- Brief: Print the records again, character for character.

- Dataset:
*****

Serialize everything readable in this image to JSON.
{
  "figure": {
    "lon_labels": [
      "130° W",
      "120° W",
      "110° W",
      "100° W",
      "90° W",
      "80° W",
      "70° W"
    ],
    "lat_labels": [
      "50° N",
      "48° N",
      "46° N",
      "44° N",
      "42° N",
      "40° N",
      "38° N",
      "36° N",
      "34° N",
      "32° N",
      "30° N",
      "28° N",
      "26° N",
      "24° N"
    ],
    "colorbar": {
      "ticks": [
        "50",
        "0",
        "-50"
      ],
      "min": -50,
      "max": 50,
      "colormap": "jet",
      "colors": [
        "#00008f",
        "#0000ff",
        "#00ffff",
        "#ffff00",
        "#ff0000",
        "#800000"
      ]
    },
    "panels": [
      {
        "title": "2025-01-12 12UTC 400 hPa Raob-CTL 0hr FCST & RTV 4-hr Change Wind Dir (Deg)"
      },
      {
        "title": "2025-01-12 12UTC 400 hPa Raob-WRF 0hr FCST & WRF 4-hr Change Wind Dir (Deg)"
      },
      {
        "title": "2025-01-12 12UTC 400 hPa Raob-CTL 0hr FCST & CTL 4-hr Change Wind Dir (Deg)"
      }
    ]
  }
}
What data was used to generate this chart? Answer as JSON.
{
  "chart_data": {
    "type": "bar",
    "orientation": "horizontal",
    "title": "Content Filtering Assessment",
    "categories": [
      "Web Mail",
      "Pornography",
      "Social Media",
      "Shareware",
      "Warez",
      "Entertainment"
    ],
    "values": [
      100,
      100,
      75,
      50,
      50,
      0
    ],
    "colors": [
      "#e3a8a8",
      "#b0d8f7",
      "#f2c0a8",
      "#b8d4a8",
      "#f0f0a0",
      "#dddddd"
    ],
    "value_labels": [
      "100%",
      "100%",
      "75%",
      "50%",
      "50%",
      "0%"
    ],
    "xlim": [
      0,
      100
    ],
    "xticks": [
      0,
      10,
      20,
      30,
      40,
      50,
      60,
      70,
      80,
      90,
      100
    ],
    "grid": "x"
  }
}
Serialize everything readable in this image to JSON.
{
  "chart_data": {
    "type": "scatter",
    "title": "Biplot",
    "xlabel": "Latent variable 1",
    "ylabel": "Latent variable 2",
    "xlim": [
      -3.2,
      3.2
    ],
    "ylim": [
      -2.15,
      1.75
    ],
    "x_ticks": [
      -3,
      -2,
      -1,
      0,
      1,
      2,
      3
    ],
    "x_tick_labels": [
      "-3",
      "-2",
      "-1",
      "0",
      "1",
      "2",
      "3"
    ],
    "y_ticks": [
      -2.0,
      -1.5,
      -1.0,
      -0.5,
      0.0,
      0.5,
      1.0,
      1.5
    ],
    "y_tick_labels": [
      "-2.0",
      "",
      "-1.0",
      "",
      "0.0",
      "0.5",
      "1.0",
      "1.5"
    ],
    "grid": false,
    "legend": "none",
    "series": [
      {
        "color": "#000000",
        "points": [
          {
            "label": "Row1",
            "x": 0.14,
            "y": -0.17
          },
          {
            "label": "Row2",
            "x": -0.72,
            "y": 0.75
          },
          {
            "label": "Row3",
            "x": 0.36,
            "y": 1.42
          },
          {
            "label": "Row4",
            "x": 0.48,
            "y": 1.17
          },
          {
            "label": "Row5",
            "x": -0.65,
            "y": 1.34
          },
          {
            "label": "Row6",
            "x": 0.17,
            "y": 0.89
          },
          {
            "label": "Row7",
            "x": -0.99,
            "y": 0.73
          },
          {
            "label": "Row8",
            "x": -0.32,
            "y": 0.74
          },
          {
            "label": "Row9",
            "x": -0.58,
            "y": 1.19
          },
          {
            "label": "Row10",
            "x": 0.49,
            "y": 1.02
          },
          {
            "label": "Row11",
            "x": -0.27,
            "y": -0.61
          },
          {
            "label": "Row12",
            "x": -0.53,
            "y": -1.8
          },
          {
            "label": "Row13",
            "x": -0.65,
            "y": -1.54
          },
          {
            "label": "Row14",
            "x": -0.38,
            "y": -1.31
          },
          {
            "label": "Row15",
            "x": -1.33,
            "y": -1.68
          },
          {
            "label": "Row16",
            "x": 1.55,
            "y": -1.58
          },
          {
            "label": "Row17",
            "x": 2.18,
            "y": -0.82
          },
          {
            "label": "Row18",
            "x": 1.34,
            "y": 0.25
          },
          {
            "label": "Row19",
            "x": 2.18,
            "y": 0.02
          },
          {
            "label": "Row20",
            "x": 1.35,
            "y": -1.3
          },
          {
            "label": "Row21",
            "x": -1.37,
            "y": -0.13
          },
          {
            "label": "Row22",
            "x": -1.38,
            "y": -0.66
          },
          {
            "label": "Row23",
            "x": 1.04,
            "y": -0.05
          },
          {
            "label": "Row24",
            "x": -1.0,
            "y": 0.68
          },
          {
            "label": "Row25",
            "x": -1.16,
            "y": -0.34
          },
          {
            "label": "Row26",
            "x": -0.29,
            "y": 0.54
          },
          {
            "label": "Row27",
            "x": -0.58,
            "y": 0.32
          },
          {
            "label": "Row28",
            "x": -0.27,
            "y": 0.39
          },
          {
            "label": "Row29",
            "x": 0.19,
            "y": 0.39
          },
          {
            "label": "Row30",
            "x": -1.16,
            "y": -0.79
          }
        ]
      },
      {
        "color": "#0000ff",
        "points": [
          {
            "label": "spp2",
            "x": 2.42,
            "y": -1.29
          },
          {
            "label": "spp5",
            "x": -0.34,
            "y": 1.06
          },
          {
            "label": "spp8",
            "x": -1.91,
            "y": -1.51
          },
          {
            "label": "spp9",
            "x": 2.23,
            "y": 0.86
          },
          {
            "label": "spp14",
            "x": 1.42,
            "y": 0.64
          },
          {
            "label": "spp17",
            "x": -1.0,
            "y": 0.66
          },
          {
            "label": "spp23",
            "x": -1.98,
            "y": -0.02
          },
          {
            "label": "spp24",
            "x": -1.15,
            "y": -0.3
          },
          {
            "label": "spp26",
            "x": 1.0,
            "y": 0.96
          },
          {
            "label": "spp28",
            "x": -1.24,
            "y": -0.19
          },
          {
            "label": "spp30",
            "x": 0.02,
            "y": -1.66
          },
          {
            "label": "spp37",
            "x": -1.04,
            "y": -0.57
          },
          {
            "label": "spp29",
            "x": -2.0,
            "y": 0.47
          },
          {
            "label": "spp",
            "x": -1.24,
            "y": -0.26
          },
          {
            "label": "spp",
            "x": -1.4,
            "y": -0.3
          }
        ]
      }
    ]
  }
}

*****

- Problem solution:
Serialize everything readable in this image to JSON.
{
  "figure": {
    "lon_labels": [
      "130° W",
      "120° W",
      "110° W",
      "100° W",
      "90° W",
      "80° W",
      "70° W"
    ],
    "lat_labels": [
      "50° N",
      "48° N",
      "46° N",
      "44° N",
      "42° N",
      "40° N",
      "38° N",
      "36° N",
      "34° N",
      "32° N",
      "30° N",
      "28° N",
      "26° N",
      "24° N"
    ],
    "colorbar": {
      "ticks": [
        "50",
        "0",
        "-50"
      ],
      "min": -50,
      "max": 50,
      "colormap": "jet",
      "colors": [
        "#00008f",
        "#0000ff",
        "#00ffff",
        "#ffff00",
        "#ff0000",
        "#800000"
      ]
    },
    "panels": [
      {
        "title": "2025-01-12 12UTC 400 hPa Raob-CTL 0hr FCST & RTV 4-hr Change Wind Dir (Deg)"
      },
      {
        "title": "2025-01-12 12UTC 400 hPa Raob-WRF 0hr FCST & WRF 4-hr Change Wind Dir (Deg)"
      },
      {
        "title": "2025-01-12 12UTC 400 hPa Raob-CTL 0hr FCST & CTL 4-hr Change Wind Dir (Deg)"
      }
    ]
  }
}
What data was used to generate this chart? Answer as JSON.
{
  "chart_data": {
    "type": "bar",
    "orientation": "horizontal",
    "title": "Content Filtering Assessment",
    "categories": [
      "Web Mail",
      "Pornography",
      "Social Media",
      "Shareware",
      "Warez",
      "Entertainment"
    ],
    "values": [
      100,
      100,
      75,
      50,
      50,
      0
    ],
    "colors": [
      "#e3a8a8",
      "#b0d8f7",
      "#f2c0a8",
      "#b8d4a8",
      "#f0f0a0",
      "#dddddd"
    ],
    "value_labels": [
      "100%",
      "100%",
      "75%",
      "50%",
      "50%",
      "0%"
    ],
    "xlim": [
      0,
      100
    ],
    "xticks": [
      0,
      10,
      20,
      30,
      40,
      50,
      60,
      70,
      80,
      90,
      100
    ],
    "grid": "x"
  }
}
Serialize everything readable in this image to JSON.
{
  "chart_data": {
    "type": "scatter",
    "title": "Biplot",
    "xlabel": "Latent variable 1",
    "ylabel": "Latent variable 2",
    "xlim": [
      -3.2,
      3.2
    ],
    "ylim": [
      -2.15,
      1.75
    ],
    "x_ticks": [
      -3,
      -2,
      -1,
      0,
      1,
      2,
      3
    ],
    "x_tick_labels": [
      "-3",
      "-2",
      "-1",
      "0",
      "1",
      "2",
      "3"
    ],
    "y_ticks": [
      -2.0,
      -1.5,
      -1.0,
      -0.5,
      0.0,
      0.5,
      1.0,
      1.5
    ],
    "y_tick_labels": [
      "-2.0",
      "",
      "-1.0",
      "",
      "0.0",
      "0.5",
      "1.0",
      "1.5"
    ],
    "grid": false,
    "legend": "none",
    "series": [
      {
        "color": "#000000",
        "points": [
          {
            "label": "Row1",
            "x": 0.14,
            "y": -0.17
          },
          {
            "label": "Row2",
            "x": -0.72,
            "y": 0.75
          },
          {
            "label": "Row3",
            "x": 0.36,
            "y": 1.42
          },
          {
            "label": "Row4",
            "x": 0.48,
            "y": 1.17
          },
          {
            "label": "Row5",
            "x": -0.65,
            "y": 1.34
          },
          {
            "label": "Row6",
            "x": 0.17,
            "y": 0.89
          },
          {
            "label": "Row7",
            "x": -0.99,
            "y": 0.73
          },
          {
            "label": "Row8",
            "x": -0.32,
            "y": 0.74
          },
          {
            "label": "Row9",
            "x": -0.58,
            "y": 1.19
          },
          {
            "label": "Row10",
            "x": 0.49,
            "y": 1.02
          },
          {
            "label": "Row11",
            "x": -0.27,
            "y": -0.61
          },
          {
            "label": "Row12",
            "x": -0.53,
            "y": -1.8
          },
          {
            "label": "Row13",
            "x": -0.65,
            "y": -1.54
          },
          {
            "label": "Row14",
            "x": -0.38,
            "y": -1.31
          },
          {
            "label": "Row15",
            "x": -1.33,
            "y": -1.68
          },
          {
            "label": "Row16",
            "x": 1.55,
            "y": -1.58
          },
          {
            "label": "Row17",
            "x": 2.18,
            "y": -0.82
          },
          {
            "label": "Row18",
            "x": 1.34,
            "y": 0.25
          },
          {
            "label": "Row19",
            "x": 2.18,
            "y": 0.02
          },
          {
            "label": "Row20",
            "x": 1.35,
            "y": -1.3
          },
          {
            "label": "Row21",
            "x": -1.37,
            "y": -0.13
          },
          {
            "label": "Row22",
            "x": -1.38,
            "y": -0.66
          },
          {
            "label": "Row23",
            "x": 1.04,
            "y": -0.05
          },
          {
            "label": "Row24",
            "x": -1.0,
            "y": 0.68
          },
          {
            "label": "Row25",
            "x": -1.16,
            "y": -0.34
          },
          {
            "label": "Row26",
            "x": -0.29,
            "y": 0.54
          },
          {
            "label": "Row27",
            "x": -0.58,
            "y": 0.32
          },
          {
            "label": "Row28",
            "x": -0.27,
            "y": 0.39
          },
          {
            "label": "Row29",
            "x": 0.19,
            "y": 0.39
          },
          {
            "label": "Row30",
            "x": -1.16,
            "y": -0.79
          }
        ]
      },
      {
        "color": "#0000ff",
        "points": [
          {
            "label": "spp2",
            "x": 2.42,
            "y": -1.29
          },
          {
            "label": "spp5",
            "x": -0.34,
            "y": 1.06
          },
          {
            "label": "spp8",
            "x": -1.91,
            "y": -1.51
          },
          {
            "label": "spp9",
            "x": 2.23,
            "y": 0.86
          },
          {
            "label": "spp14",
            "x": 1.42,
            "y": 0.64
          },
          {
            "label": "spp17",
            "x": -1.0,
            "y": 0.66
          },
          {
            "label": "spp23",
            "x": -1.98,
            "y": -0.02
          },
          {
            "label": "spp24",
            "x": -1.15,
            "y": -0.3
          },
          {
            "label": "spp26",
            "x": 1.0,
            "y": 0.96
          },
          {
            "label": "spp28",
            "x": -1.24,
            "y": -0.19
          },
          {
            "label": "spp30",
            "x": 0.02,
            "y": -1.66
          },
          {
            "label": "spp37",
            "x": -1.04,
            "y": -0.57
          },
          {
            "label": "spp29",
            "x": -2.0,
            "y": 0.47
          },
          {
            "label": "spp",
            "x": -1.24,
            "y": -0.26
          },
          {
            "label": "spp",
            "x": -1.4,
            "y": -0.3
          }
        ]
      }
    ]
  }
}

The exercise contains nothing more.